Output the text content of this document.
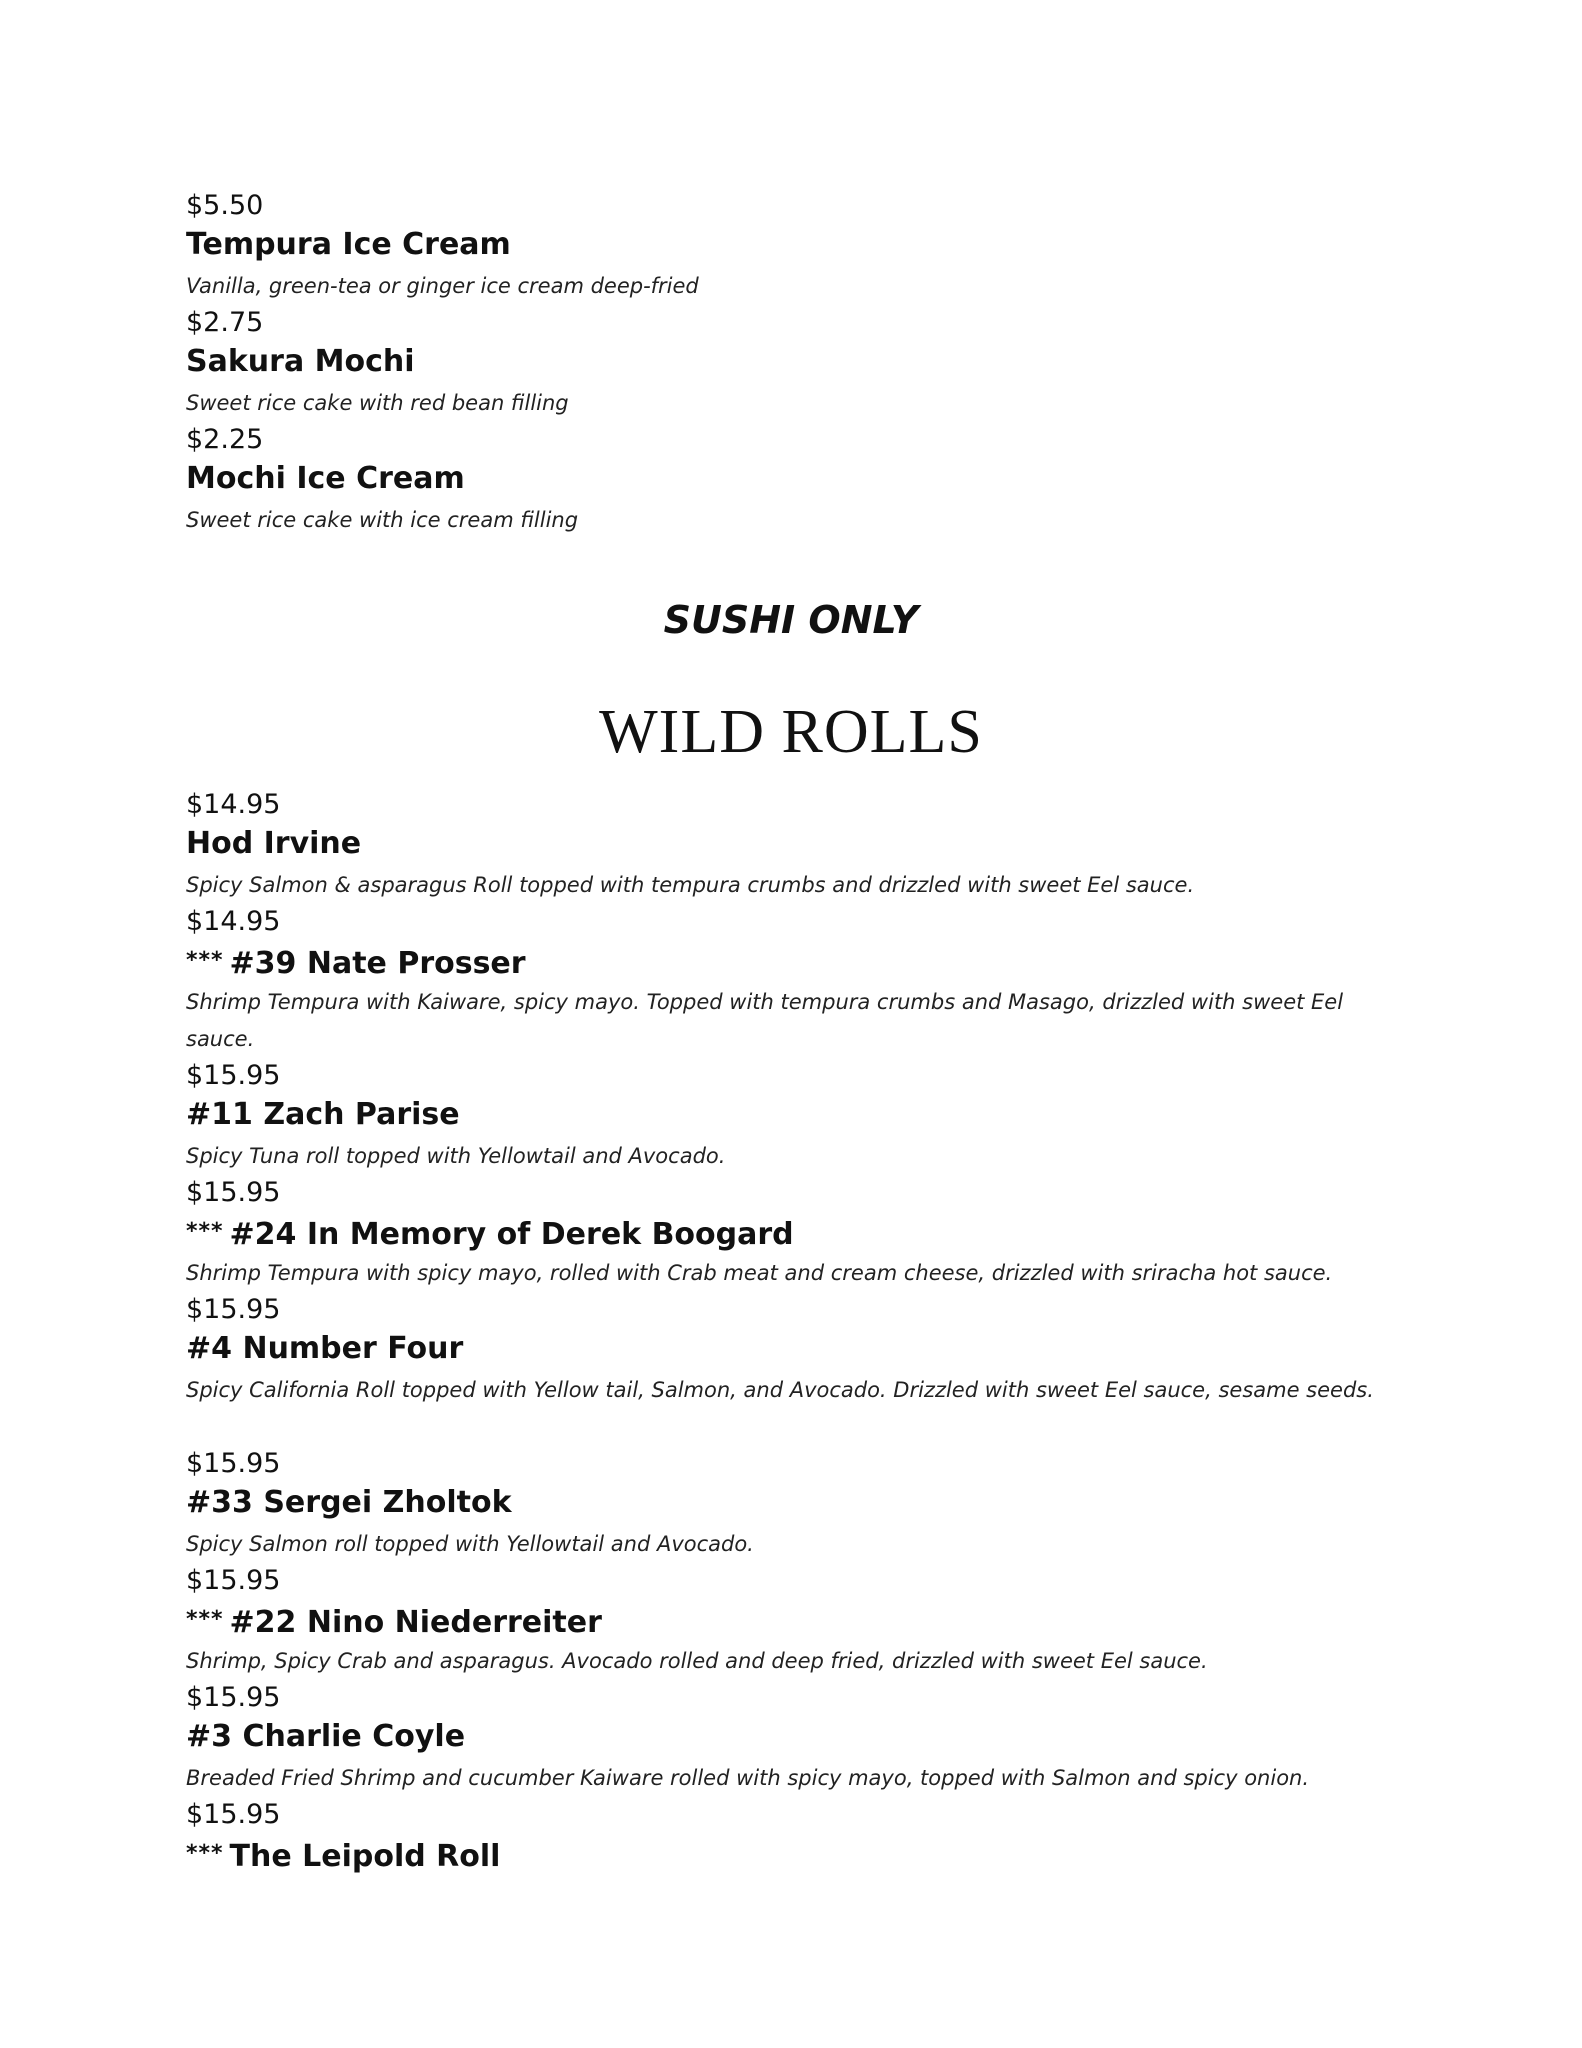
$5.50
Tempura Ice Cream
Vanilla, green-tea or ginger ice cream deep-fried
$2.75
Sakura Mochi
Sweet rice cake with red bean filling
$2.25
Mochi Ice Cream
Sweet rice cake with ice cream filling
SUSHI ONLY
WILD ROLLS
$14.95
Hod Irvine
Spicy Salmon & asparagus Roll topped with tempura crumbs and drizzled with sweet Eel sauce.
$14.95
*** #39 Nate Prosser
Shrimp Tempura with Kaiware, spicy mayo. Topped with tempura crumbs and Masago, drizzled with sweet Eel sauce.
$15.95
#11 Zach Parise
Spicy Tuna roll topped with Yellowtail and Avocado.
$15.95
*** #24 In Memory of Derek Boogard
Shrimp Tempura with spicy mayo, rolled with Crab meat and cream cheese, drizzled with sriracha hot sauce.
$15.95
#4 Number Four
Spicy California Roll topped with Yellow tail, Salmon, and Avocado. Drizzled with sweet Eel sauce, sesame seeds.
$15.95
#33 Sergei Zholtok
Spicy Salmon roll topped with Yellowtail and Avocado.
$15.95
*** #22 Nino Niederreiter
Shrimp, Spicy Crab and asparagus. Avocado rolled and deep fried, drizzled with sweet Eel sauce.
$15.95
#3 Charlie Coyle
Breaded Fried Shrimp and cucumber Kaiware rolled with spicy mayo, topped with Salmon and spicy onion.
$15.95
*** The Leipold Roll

* Task requirements: Retype each entry precisely. Skip images entirely.

* Exercise result:
Output the text content of this document.
$5.50
Tempura Ice Cream
Vanilla, green-tea or ginger ice cream deep-fried
$2.75
Sakura Mochi
Sweet rice cake with red bean filling
$2.25
Mochi Ice Cream
Sweet rice cake with ice cream filling
SUSHI ONLY
WILD ROLLS
$14.95
Hod Irvine
Spicy Salmon & asparagus Roll topped with tempura crumbs and drizzled with sweet Eel sauce.
$14.95
*** #39 Nate Prosser
Shrimp Tempura with Kaiware, spicy mayo. Topped with tempura crumbs and Masago, drizzled with sweet Eel sauce.
$15.95
#11 Zach Parise
Spicy Tuna roll topped with Yellowtail and Avocado.
$15.95
*** #24 In Memory of Derek Boogard
Shrimp Tempura with spicy mayo, rolled with Crab meat and cream cheese, drizzled with sriracha hot sauce.
$15.95
#4 Number Four
Spicy California Roll topped with Yellow tail, Salmon, and Avocado. Drizzled with sweet Eel sauce, sesame seeds.
$15.95
#33 Sergei Zholtok
Spicy Salmon roll topped with Yellowtail and Avocado.
$15.95
*** #22 Nino Niederreiter
Shrimp, Spicy Crab and asparagus. Avocado rolled and deep fried, drizzled with sweet Eel sauce.
$15.95
#3 Charlie Coyle
Breaded Fried Shrimp and cucumber Kaiware rolled with spicy mayo, topped with Salmon and spicy onion.
$15.95
*** The Leipold Roll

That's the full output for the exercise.